Dataset entries on figures:

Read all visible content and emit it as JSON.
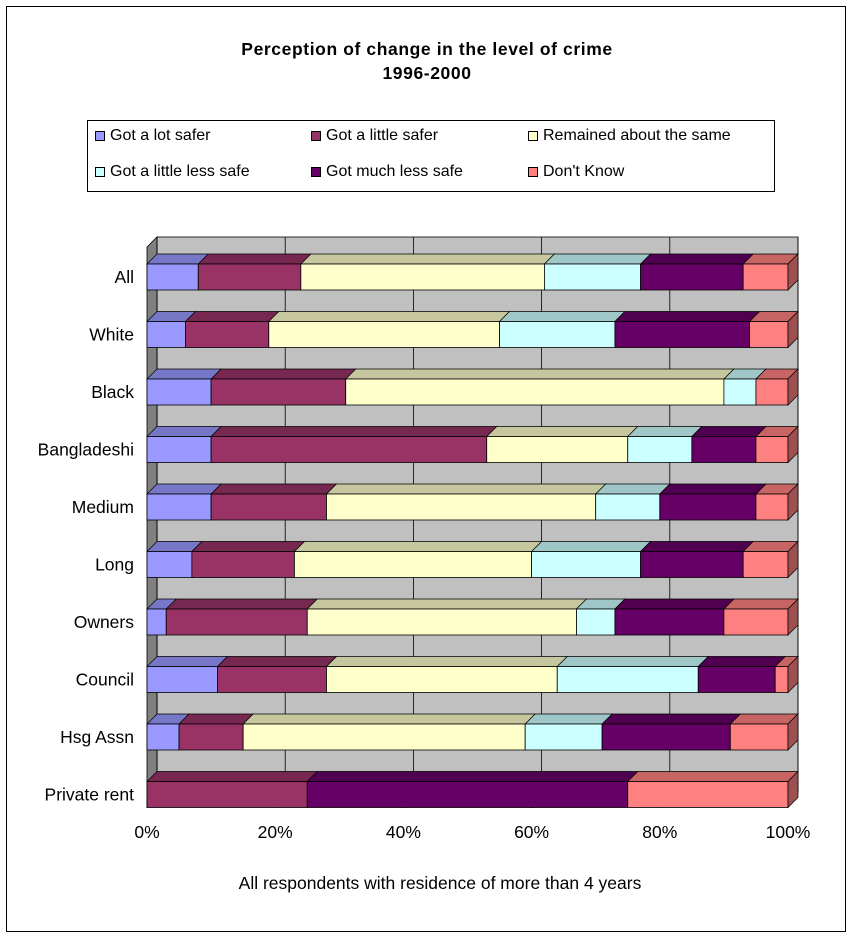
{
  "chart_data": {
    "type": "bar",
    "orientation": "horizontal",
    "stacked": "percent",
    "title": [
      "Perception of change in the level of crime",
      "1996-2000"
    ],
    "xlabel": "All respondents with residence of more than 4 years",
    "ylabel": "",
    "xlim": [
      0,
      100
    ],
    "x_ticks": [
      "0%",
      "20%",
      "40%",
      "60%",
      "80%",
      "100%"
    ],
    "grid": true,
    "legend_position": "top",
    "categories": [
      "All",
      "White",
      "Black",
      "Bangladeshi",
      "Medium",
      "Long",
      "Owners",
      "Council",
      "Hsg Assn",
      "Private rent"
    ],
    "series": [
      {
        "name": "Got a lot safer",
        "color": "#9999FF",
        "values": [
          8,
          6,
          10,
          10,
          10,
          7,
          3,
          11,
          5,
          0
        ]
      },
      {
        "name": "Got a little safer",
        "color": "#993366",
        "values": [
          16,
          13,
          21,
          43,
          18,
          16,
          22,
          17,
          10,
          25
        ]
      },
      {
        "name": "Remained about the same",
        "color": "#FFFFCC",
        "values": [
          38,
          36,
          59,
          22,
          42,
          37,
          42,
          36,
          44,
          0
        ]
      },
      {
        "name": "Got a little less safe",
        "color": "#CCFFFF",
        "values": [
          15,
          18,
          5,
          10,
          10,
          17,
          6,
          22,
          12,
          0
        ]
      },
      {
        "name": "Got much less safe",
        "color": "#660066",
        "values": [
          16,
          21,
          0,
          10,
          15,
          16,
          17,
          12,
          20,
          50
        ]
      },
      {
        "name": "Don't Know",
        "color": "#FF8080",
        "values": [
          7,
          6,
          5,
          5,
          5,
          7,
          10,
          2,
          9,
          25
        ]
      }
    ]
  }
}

THE TASK> Skip the images and write out the rest of the listing exactly.

SOLUTION TO THE EXERCISE>
Read all visible content and emit it as JSON.
{
  "chart_data": {
    "type": "bar",
    "orientation": "horizontal",
    "stacked": "percent",
    "title": [
      "Perception of change in the level of crime",
      "1996-2000"
    ],
    "xlabel": "All respondents with residence of more than 4 years",
    "ylabel": "",
    "xlim": [
      0,
      100
    ],
    "x_ticks": [
      "0%",
      "20%",
      "40%",
      "60%",
      "80%",
      "100%"
    ],
    "grid": true,
    "legend_position": "top",
    "categories": [
      "All",
      "White",
      "Black",
      "Bangladeshi",
      "Medium",
      "Long",
      "Owners",
      "Council",
      "Hsg Assn",
      "Private rent"
    ],
    "series": [
      {
        "name": "Got a lot safer",
        "color": "#9999FF",
        "values": [
          8,
          6,
          10,
          10,
          10,
          7,
          3,
          11,
          5,
          0
        ]
      },
      {
        "name": "Got a little safer",
        "color": "#993366",
        "values": [
          16,
          13,
          21,
          43,
          18,
          16,
          22,
          17,
          10,
          25
        ]
      },
      {
        "name": "Remained about the same",
        "color": "#FFFFCC",
        "values": [
          38,
          36,
          59,
          22,
          42,
          37,
          42,
          36,
          44,
          0
        ]
      },
      {
        "name": "Got a little less safe",
        "color": "#CCFFFF",
        "values": [
          15,
          18,
          5,
          10,
          10,
          17,
          6,
          22,
          12,
          0
        ]
      },
      {
        "name": "Got much less safe",
        "color": "#660066",
        "values": [
          16,
          21,
          0,
          10,
          15,
          16,
          17,
          12,
          20,
          50
        ]
      },
      {
        "name": "Don't Know",
        "color": "#FF8080",
        "values": [
          7,
          6,
          5,
          5,
          5,
          7,
          10,
          2,
          9,
          25
        ]
      }
    ]
  }
}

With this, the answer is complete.